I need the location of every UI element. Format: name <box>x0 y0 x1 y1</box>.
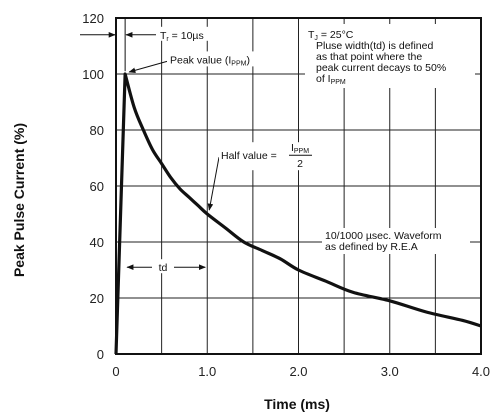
y-tick-label: 100 <box>82 67 104 82</box>
waveform-note-bg <box>322 228 470 254</box>
peak-arrow <box>128 60 168 73</box>
td-label-bg <box>153 259 173 274</box>
annotations: Tr = 10µs Peak value (IPPM) Half value = I… <box>80 18 475 274</box>
half-value-denominator: 2 <box>297 158 303 170</box>
y-tick-label: 40 <box>90 235 104 250</box>
td-label: td <box>159 262 168 274</box>
y-tick-label: 80 <box>90 123 104 138</box>
y-tick-label: 20 <box>90 291 104 306</box>
note-bg <box>305 24 475 88</box>
y-tick-label: 60 <box>90 179 104 194</box>
pulse-width-note-line: peak current decays to 50% <box>316 62 446 74</box>
peak-label: Peak value (IPPM) <box>170 54 250 67</box>
x-tick-label: 1.0 <box>198 364 216 379</box>
x-axis-title: Time (ms) <box>264 396 330 412</box>
half-label-bg <box>219 142 321 171</box>
pulse-width-note-line: as that point where the <box>316 51 422 63</box>
peak-label-bg <box>167 51 275 67</box>
x-tick-label: 3.0 <box>381 364 399 379</box>
waveform-note-line: as defined by R.E.A <box>325 241 418 253</box>
half-value-numerator: IPPM <box>291 142 309 155</box>
pulse-width-note-line: Pluse width(td) is defined <box>316 40 433 52</box>
y-tick-label: 0 <box>97 347 104 362</box>
tr-label: Tr = 10µs <box>160 30 204 43</box>
x-tick-label: 2.0 <box>289 364 307 379</box>
plot-frame <box>115 17 482 355</box>
tj-label: TJ = 25°C <box>308 29 354 42</box>
waveform-series-line <box>114 72 482 355</box>
half-value-arrow <box>207 157 220 211</box>
y-axis-title: Peak Pulse Current (%) <box>11 123 27 277</box>
tr-label-bg <box>156 26 238 41</box>
half-value-label: Half value = <box>221 150 277 162</box>
waveform-note-line: 10/1000 µsec. Waveform <box>325 230 442 242</box>
x-tick-label: 4.0 <box>472 364 490 379</box>
pulse-width-note-line: of IPPM <box>316 73 346 86</box>
y-tick-label: 120 <box>82 11 104 26</box>
axes: 0 1.0 2.0 3.0 4.0 0 20 40 60 80 100 120 <box>82 11 490 379</box>
x-tick-label: 0 <box>112 364 119 379</box>
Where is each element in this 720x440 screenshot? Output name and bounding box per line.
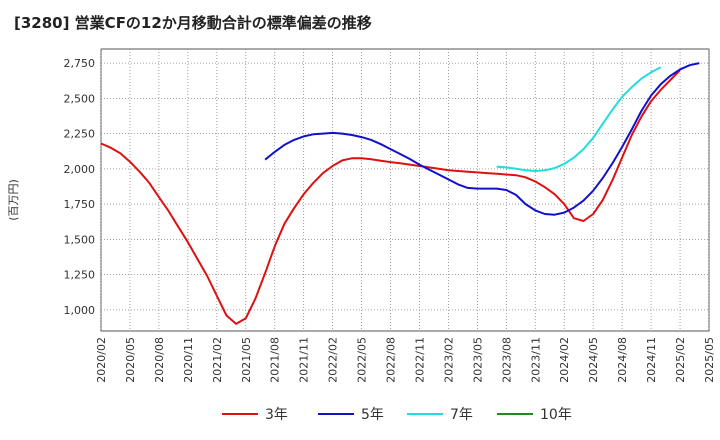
legend-label: 5年 [361, 407, 384, 423]
chart-title: [3280] 営業CFの12か月移動合計の標準偏差の推移 [14, 14, 372, 32]
x-tick-label: 2023/05 [471, 337, 484, 383]
y-axis-label: (百万円) [7, 179, 20, 221]
legend-item: 10年 [497, 407, 572, 423]
y-tick-label: 1,250 [64, 269, 96, 282]
x-tick-label: 2021/08 [269, 337, 282, 383]
x-tick-label: 2023/08 [500, 337, 513, 383]
x-tick-label: 2021/05 [240, 337, 253, 383]
x-tick-label: 2024/08 [616, 337, 629, 383]
y-tick-label: 2,500 [64, 92, 96, 105]
x-axis-ticks: 2020/02 2020/05 2020/08 2020/11 2021/02 2021/… [95, 337, 716, 383]
x-tick-label: 2024/05 [587, 337, 600, 383]
x-tick-label: 2023/11 [529, 337, 542, 383]
y-tick-label: 2,250 [64, 128, 96, 141]
x-tick-label: 2021/11 [298, 337, 311, 383]
legend-item: 3年 [222, 407, 288, 423]
legend-item: 5年 [318, 407, 384, 423]
legend-label: 3年 [265, 407, 288, 423]
x-tick-label: 2020/08 [153, 337, 166, 383]
y-tick-label: 2,750 [64, 57, 96, 70]
x-tick-label: 2020/05 [124, 337, 137, 383]
x-tick-label: 2021/02 [211, 337, 224, 383]
series-line [100, 69, 681, 325]
series-line [264, 62, 700, 216]
x-tick-label: 2025/02 [674, 337, 687, 383]
x-tick-label: 2023/02 [442, 337, 455, 383]
legend-label: 7年 [450, 407, 473, 423]
x-tick-label: 2025/05 [703, 337, 716, 383]
x-tick-label: 2022/08 [385, 337, 398, 383]
y-tick-label: 1,750 [64, 198, 96, 211]
x-tick-label: 2024/11 [645, 337, 658, 383]
y-tick-label: 1,500 [64, 233, 96, 246]
x-tick-label: 2020/11 [182, 337, 195, 383]
x-tick-label: 2020/02 [95, 337, 108, 383]
y-tick-label: 1,000 [64, 304, 96, 317]
x-tick-label: 2022/05 [356, 337, 369, 383]
legend-label: 10年 [540, 407, 572, 423]
legend-item: 7年 [407, 407, 473, 423]
legend: 3年 5年 7年 10年 [222, 407, 572, 423]
y-axis-ticks: 1,000 1,250 1,500 1,750 2,000 2,250 2,500 2,750 [64, 57, 96, 317]
y-tick-label: 2,000 [64, 163, 96, 176]
x-tick-label: 2024/02 [558, 337, 571, 383]
x-tick-label: 2022/02 [327, 337, 340, 383]
series-line [496, 66, 662, 172]
plot-area [100, 48, 710, 332]
series-lines [100, 62, 700, 325]
x-tick-label: 2022/11 [413, 337, 426, 383]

■ ■ ■ ■

GOAL
List each line in the records above that contains the string "item". Case counts.

TASK RESULT
legend-item: 10年 [497, 407, 572, 423]
legend-item: 3年 [222, 407, 288, 423]
legend-item: 5年 [318, 407, 384, 423]
legend-item: 7年 [407, 407, 473, 423]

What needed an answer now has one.